++++ STORED ROWS
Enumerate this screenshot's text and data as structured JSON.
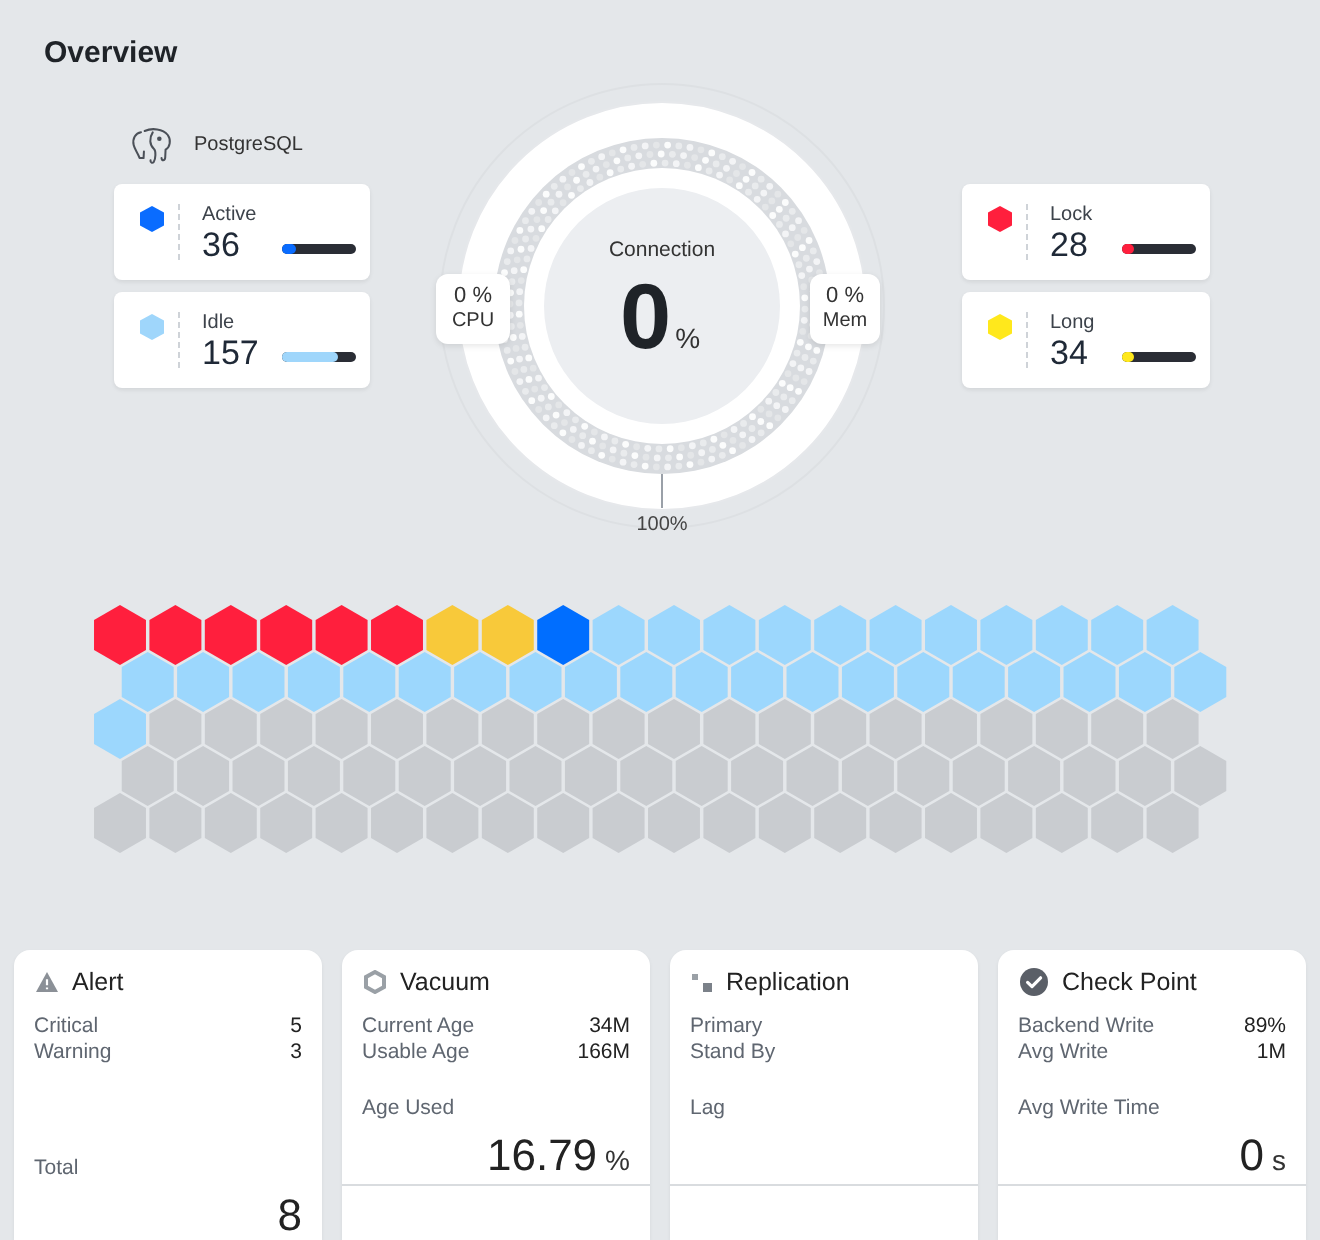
{
  "title": "Overview",
  "database": {
    "name": "PostgreSQL"
  },
  "metrics_left": [
    {
      "label": "Active",
      "value": "36",
      "color": "#0a6cff",
      "level": 0.18
    },
    {
      "label": "Idle",
      "value": "157",
      "color": "#9fd6fb",
      "level": 0.76
    }
  ],
  "gauge": {
    "label": "Connection",
    "value": "0",
    "unit": "%",
    "badges": [
      {
        "value": "0 %",
        "label": "CPU"
      },
      {
        "value": "0 %",
        "label": "Mem"
      }
    ],
    "scale_label": "100%"
  },
  "metrics_right": [
    {
      "label": "Lock",
      "value": "28",
      "color": "#ff1f3d",
      "level": 0.17
    },
    {
      "label": "Long",
      "value": "34",
      "color": "#ffe81c",
      "level": 0.15
    }
  ],
  "hex_grid": {
    "cells": [
      {
        "color": "#ff1f3d"
      },
      {
        "color": "#ff1f3d"
      },
      {
        "color": "#ff1f3d"
      },
      {
        "color": "#ff1f3d"
      },
      {
        "color": "#ff1f3d"
      },
      {
        "color": "#ff1f3d"
      },
      {
        "color": "#f8c93a"
      },
      {
        "color": "#f8c93a"
      },
      {
        "color": "#006eff"
      },
      {
        "color": "#9cd7fd"
      },
      {
        "color": "#9cd7fd"
      },
      {
        "color": "#9cd7fd"
      },
      {
        "color": "#9cd7fd"
      },
      {
        "color": "#9cd7fd"
      },
      {
        "color": "#9cd7fd"
      },
      {
        "color": "#9cd7fd"
      },
      {
        "color": "#9cd7fd"
      },
      {
        "color": "#9cd7fd"
      },
      {
        "color": "#9cd7fd"
      },
      {
        "color": "#9cd7fd"
      },
      {
        "color": "#9cd7fd"
      },
      {
        "color": "#9cd7fd"
      },
      {
        "color": "#9cd7fd"
      },
      {
        "color": "#9cd7fd"
      },
      {
        "color": "#9cd7fd"
      },
      {
        "color": "#9cd7fd"
      },
      {
        "color": "#9cd7fd"
      },
      {
        "color": "#9cd7fd"
      },
      {
        "color": "#9cd7fd"
      },
      {
        "color": "#9cd7fd"
      },
      {
        "color": "#9cd7fd"
      },
      {
        "color": "#9cd7fd"
      },
      {
        "color": "#9cd7fd"
      },
      {
        "color": "#9cd7fd"
      },
      {
        "color": "#9cd7fd"
      },
      {
        "color": "#9cd7fd"
      },
      {
        "color": "#9cd7fd"
      },
      {
        "color": "#9cd7fd"
      },
      {
        "color": "#9cd7fd"
      },
      {
        "color": "#9cd7fd"
      },
      {
        "color": "#9cd7fd"
      },
      {
        "color": "#c9ccd0"
      },
      {
        "color": "#c9ccd0"
      },
      {
        "color": "#c9ccd0"
      },
      {
        "color": "#c9ccd0"
      },
      {
        "color": "#c9ccd0"
      },
      {
        "color": "#c9ccd0"
      },
      {
        "color": "#c9ccd0"
      },
      {
        "color": "#c9ccd0"
      },
      {
        "color": "#c9ccd0"
      },
      {
        "color": "#c9ccd0"
      },
      {
        "color": "#c9ccd0"
      },
      {
        "color": "#c9ccd0"
      },
      {
        "color": "#c9ccd0"
      },
      {
        "color": "#c9ccd0"
      },
      {
        "color": "#c9ccd0"
      },
      {
        "color": "#c9ccd0"
      },
      {
        "color": "#c9ccd0"
      },
      {
        "color": "#c9ccd0"
      },
      {
        "color": "#c9ccd0"
      },
      {
        "color": "#c9ccd0"
      },
      {
        "color": "#c9ccd0"
      },
      {
        "color": "#c9ccd0"
      },
      {
        "color": "#c9ccd0"
      },
      {
        "color": "#c9ccd0"
      },
      {
        "color": "#c9ccd0"
      },
      {
        "color": "#c9ccd0"
      },
      {
        "color": "#c9ccd0"
      },
      {
        "color": "#c9ccd0"
      },
      {
        "color": "#c9ccd0"
      },
      {
        "color": "#c9ccd0"
      },
      {
        "color": "#c9ccd0"
      },
      {
        "color": "#c9ccd0"
      },
      {
        "color": "#c9ccd0"
      },
      {
        "color": "#c9ccd0"
      },
      {
        "color": "#c9ccd0"
      },
      {
        "color": "#c9ccd0"
      },
      {
        "color": "#c9ccd0"
      },
      {
        "color": "#c9ccd0"
      },
      {
        "color": "#c9ccd0"
      },
      {
        "color": "#c9ccd0"
      },
      {
        "color": "#c9ccd0"
      },
      {
        "color": "#c9ccd0"
      },
      {
        "color": "#c9ccd0"
      },
      {
        "color": "#c9ccd0"
      },
      {
        "color": "#c9ccd0"
      },
      {
        "color": "#c9ccd0"
      },
      {
        "color": "#c9ccd0"
      },
      {
        "color": "#c9ccd0"
      },
      {
        "color": "#c9ccd0"
      },
      {
        "color": "#c9ccd0"
      },
      {
        "color": "#c9ccd0"
      },
      {
        "color": "#c9ccd0"
      },
      {
        "color": "#c9ccd0"
      },
      {
        "color": "#c9ccd0"
      },
      {
        "color": "#c9ccd0"
      },
      {
        "color": "#c9ccd0"
      },
      {
        "color": "#c9ccd0"
      },
      {
        "color": "#c9ccd0"
      },
      {
        "color": "#c9ccd0"
      }
    ]
  },
  "cards": [
    {
      "kind": "alert",
      "title": "Alert",
      "rows": [
        {
          "label": "Critical",
          "value": "5"
        },
        {
          "label": "Warning",
          "value": "3"
        }
      ],
      "summary": {
        "label": "Total",
        "value": "8"
      }
    },
    {
      "kind": "vacuum",
      "title": "Vacuum",
      "rows": [
        {
          "label": "Current Age",
          "value": "34M"
        },
        {
          "label": "Usable Age",
          "value": "166M"
        }
      ],
      "summary": {
        "label": "Age Used",
        "value": "16.79",
        "unit": "%"
      }
    },
    {
      "kind": "replication",
      "title": "Replication",
      "rows": [
        {
          "label": "Primary"
        },
        {
          "label": "Stand By"
        }
      ],
      "summary": {
        "label": "Lag"
      }
    },
    {
      "kind": "checkpoint",
      "title": "Check Point",
      "rows": [
        {
          "label": "Backend Write",
          "value": "89%"
        },
        {
          "label": "Avg Write",
          "value": "1M"
        }
      ],
      "summary": {
        "label": "Avg Write Time",
        "value": "0",
        "unit": "s"
      }
    }
  ]
}
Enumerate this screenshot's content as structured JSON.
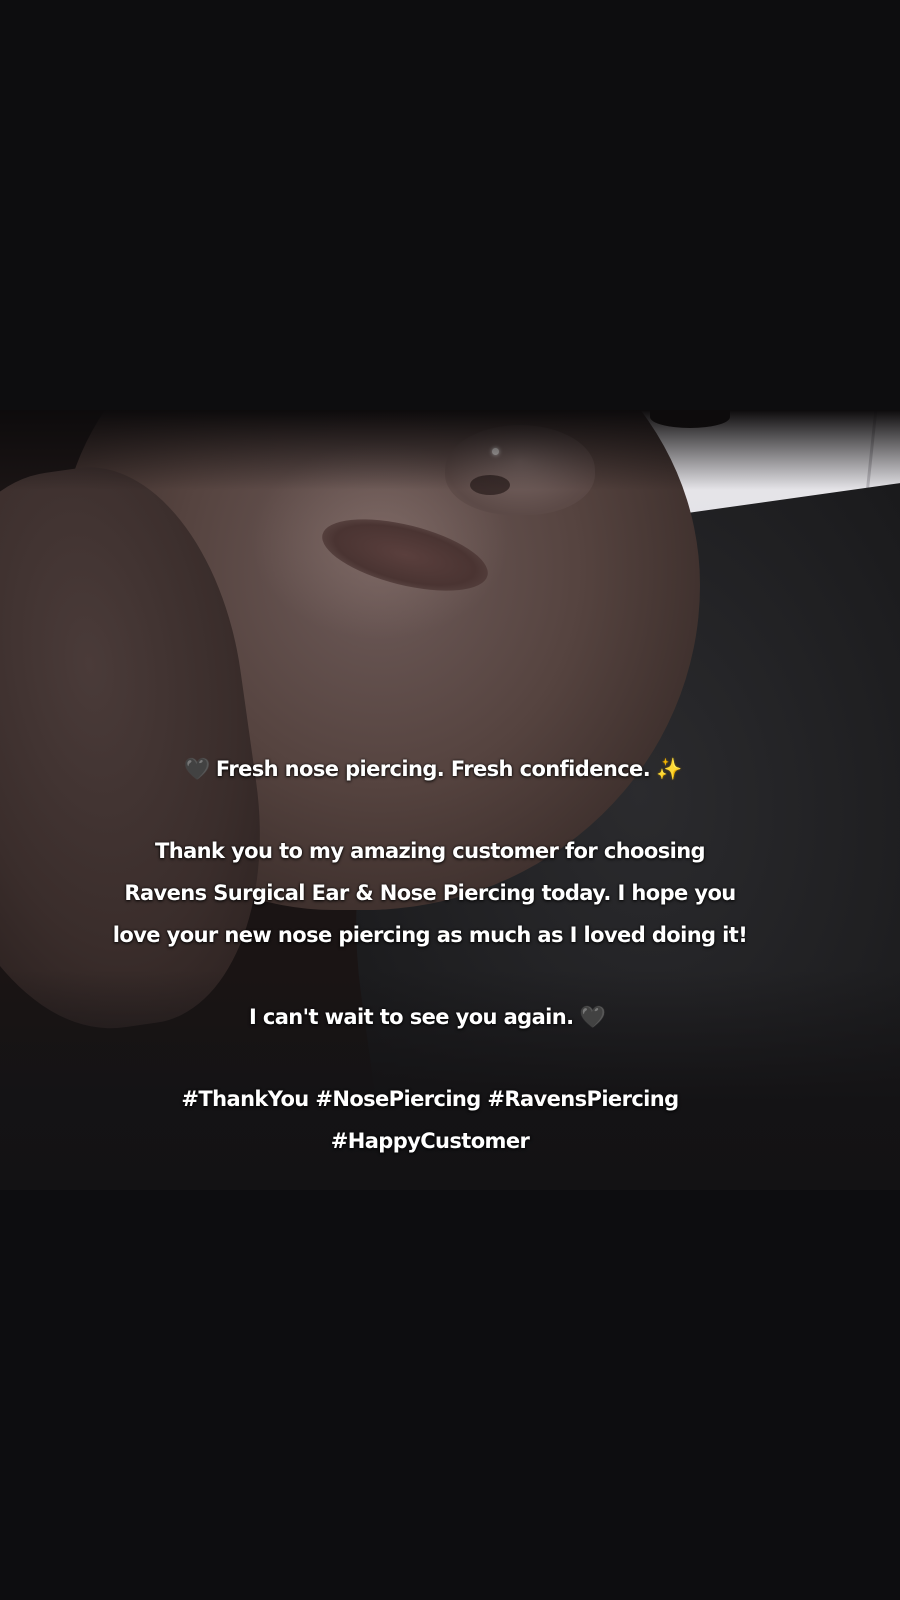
{
  "caption": {
    "heart_icon": "🖤",
    "sparkle_icon": "✨",
    "line1": "Fresh nose piercing. Fresh confidence.",
    "line2": "Thank you to my amazing customer for choosing",
    "line3": "Ravens Surgical Ear & Nose Piercing today. I hope you",
    "line4": "love your new nose piercing as much as I loved doing it!",
    "line5": "I can't wait to see you again.",
    "hashtags_line1": "#ThankYou #NosePiercing #RavensPiercing",
    "hashtags_line2": "#HappyCustomer"
  },
  "colors": {
    "background": "#0c0c0e",
    "text": "#ffffff",
    "sweater": "#1a1a1c",
    "wall": "#e9e8ec"
  },
  "icons": [
    "black-heart-icon",
    "sparkles-icon"
  ]
}
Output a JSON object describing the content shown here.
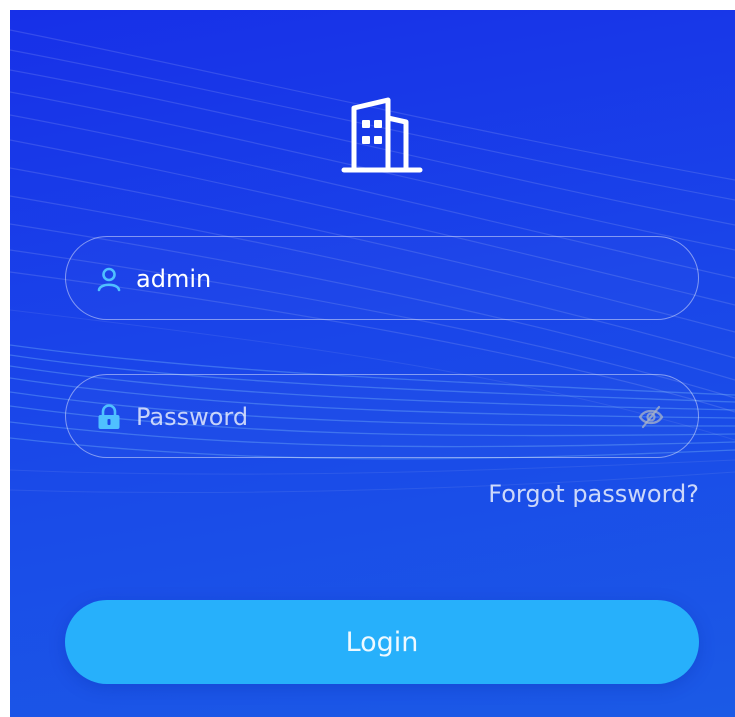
{
  "icons": {
    "logo": "building-icon",
    "username": "user-icon",
    "password": "lock-icon",
    "toggle_visibility": "eye-off-icon"
  },
  "login_form": {
    "username": {
      "value": "admin",
      "placeholder": ""
    },
    "password": {
      "value": "",
      "placeholder": "Password"
    },
    "forgot_password_label": "Forgot password?",
    "login_button_label": "Login"
  },
  "colors": {
    "background": "#1a40e9",
    "accent_icon": "#4fc0ff",
    "button": "#27b0fb",
    "logo": "#ffffff"
  }
}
++++++++
● WHAT NEEDS TO BE DONE: Using the listing above, return all lines where the word "text" occurs.

● SOLUTION TO THIS TASK:
Enumerate this screenshot's text and data as structured JSON.
    "text": "#ffffff",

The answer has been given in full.